- DESCRIPTION OF THE TASK: Extract each line bearing the word "CH₃OH".

[START OF EXERCISE MATERIAL]

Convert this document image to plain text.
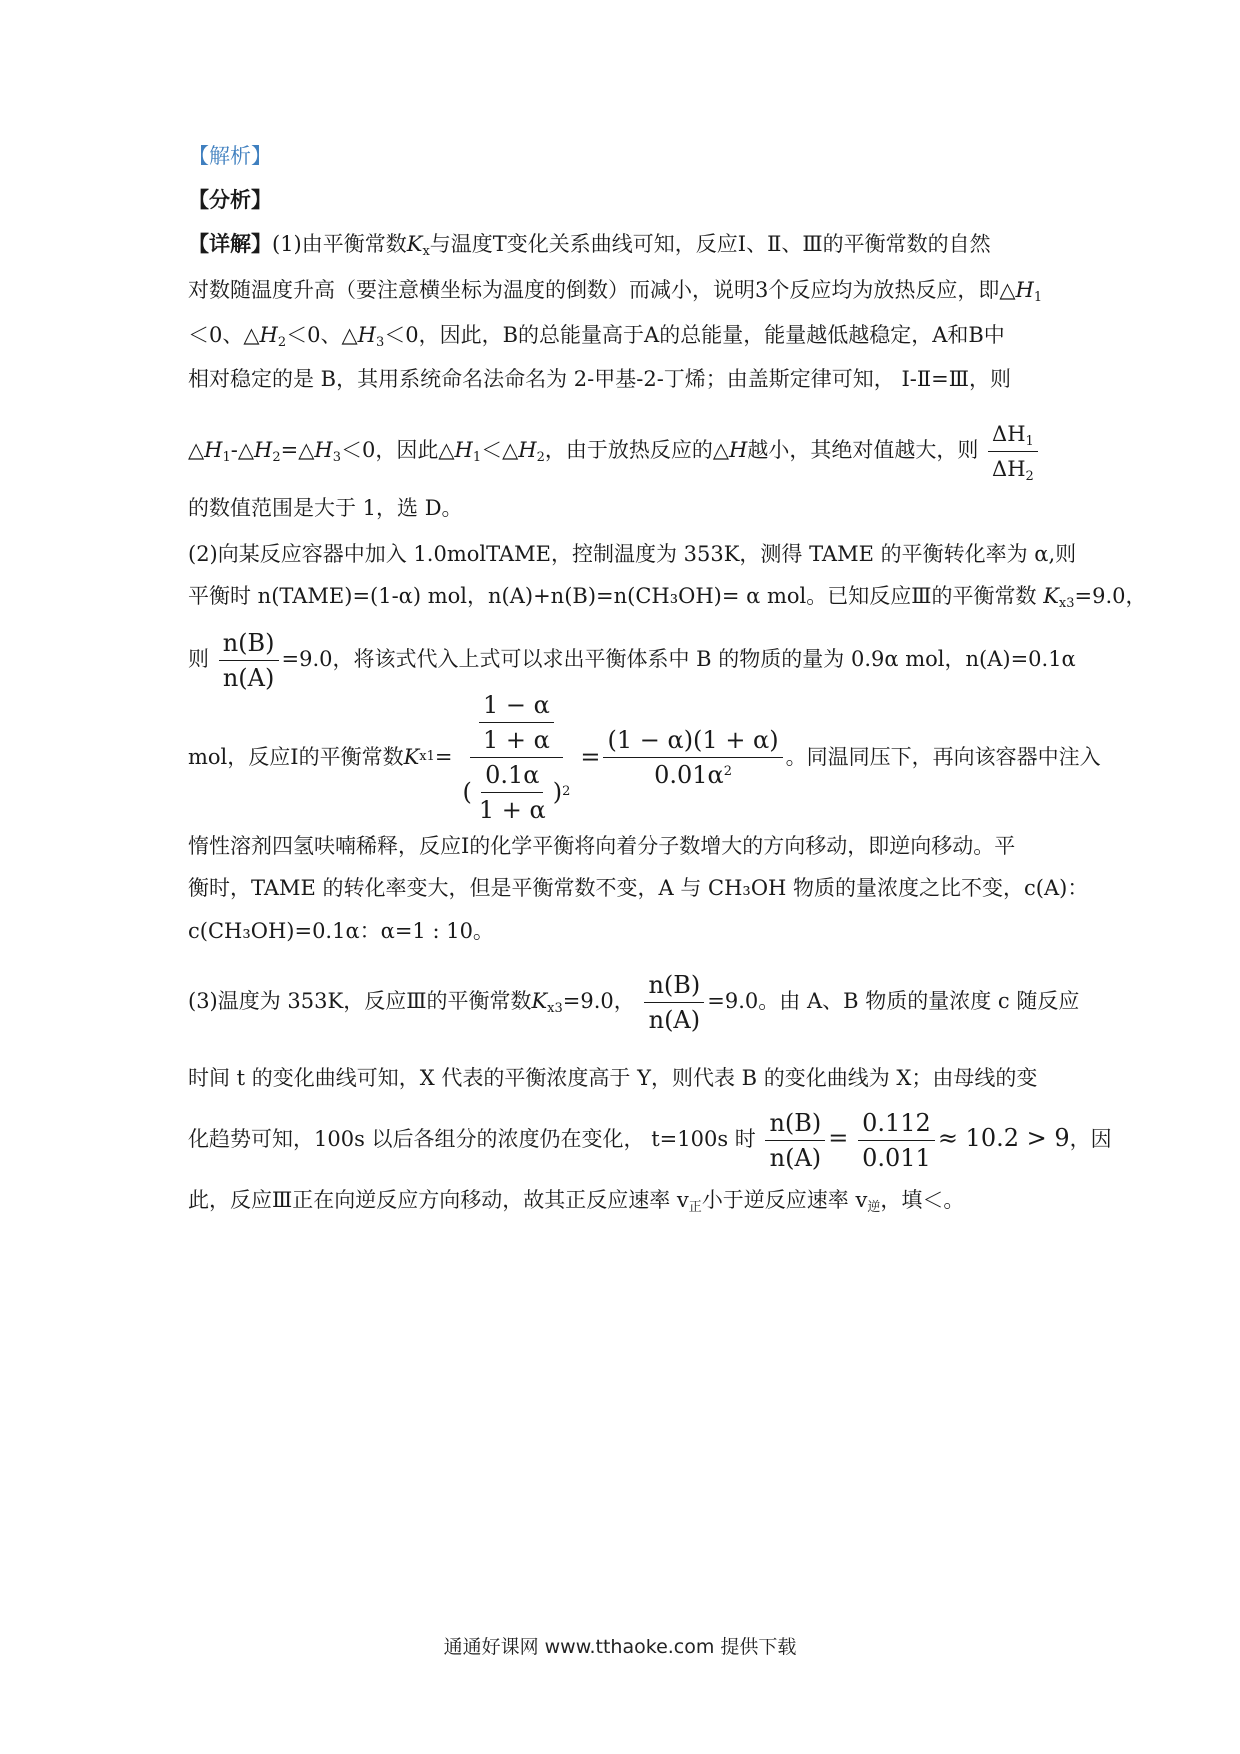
【解析】
【分析】
【详解】(1)由平衡常数$K_x$与温度T变化关系曲线可知，反应Ⅰ、Ⅱ、Ⅲ的平衡常数的自然
对数随温度升高（要注意横坐标为温度的倒数）而减小，说明3个反应均为放热反应，即$\triangle H_1$
＜0、$\triangle H_2<0$、$\triangle H_3<0$，因此，B的总能量高于A的总能量，能量越低越稳定，A和B中
相对稳定的是 B，其用系统命名法命名为 2-甲基-2-丁烯；由盖斯定律可知， Ⅰ-Ⅱ=Ⅲ，则
$\triangle H_1-\triangle H_2=\triangle H_3<0$，因此$\triangle H_1<\triangle H_2$，由于放热反应的△H越小，其绝对值越大，则 $\frac{\Delta H_1}{\Delta H_2}$
的数值范围是大于 1，选 D。
(2)向某反应容器中加入 1.0molTAME，控制温度为 353K，测得 TAME 的平衡转化率为 α,则
平衡时 n(TAME)=(1-α) mol，n(A)+n(B)=n(CH₃OH)= α mol。已知反应Ⅲ的平衡常数 $K_{x3}=9.0$，
则 $\frac{n(B)}{n(A)} =9.0$，将该式代入上式可以求出平衡体系中 B 的物质的量为 0.9α mol，n(A)=0.1α
mol，反应Ⅰ的平衡常数 K $x1 = \frac{\frac{1 - \alpha}{1 + \alpha}}{( \frac{0.1\alpha}{1 + \alpha} ) 2} = \frac{(1 - \alpha)(1 + \alpha)}{0.01\alpha^2}$ 。同温同压下，再向该容器中注入
惰性溶剂四氢呋喃稀释，反应Ⅰ的化学平衡将向着分子数增大的方向移动，即逆向移动。平
衡时，TAME 的转化率变大，但是平衡常数不变，A 与 CH₃OH 物质的量浓度之比不变，c(A)：
c(CH₃OH)=0.1α：α=1 : 10。
(3)温度为 353K，反应Ⅲ的平衡常数$K_{x3}=9.0$， $\frac{n(B)}{n(A)} =9.0$。由 A、B 物质的量浓度 c 随反应
时间 t 的变化曲线可知，X 代表的平衡浓度高于 Y，则代表 B 的变化曲线为 X；由母线的变
化趋势可知，100s 以后各组分的浓度仍在变化， t=100s 时 $\frac{n(B)}{n(A)} = \frac{0.112}{0.011} \approx 10.2 > 9$，因
此，反应Ⅲ正在向逆反应方向移动，故其正反应速率 $v_正$小于逆反应速率 $v_逆$，填＜。
通通好课网 www.tthaoke.com 提供下载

[END OF EXERCISE MATERIAL]

- WRITTEN REPLY:
平衡时 n(TAME)=(1-α) mol，n(A)+n(B)=n(CH₃OH)= α mol。已知反应Ⅲ的平衡常数 $K_{x3}=9.0$，
衡时，TAME 的转化率变大，但是平衡常数不变，A 与 CH₃OH 物质的量浓度之比不变，c(A)：
c(CH₃OH)=0.1α：α=1 : 10。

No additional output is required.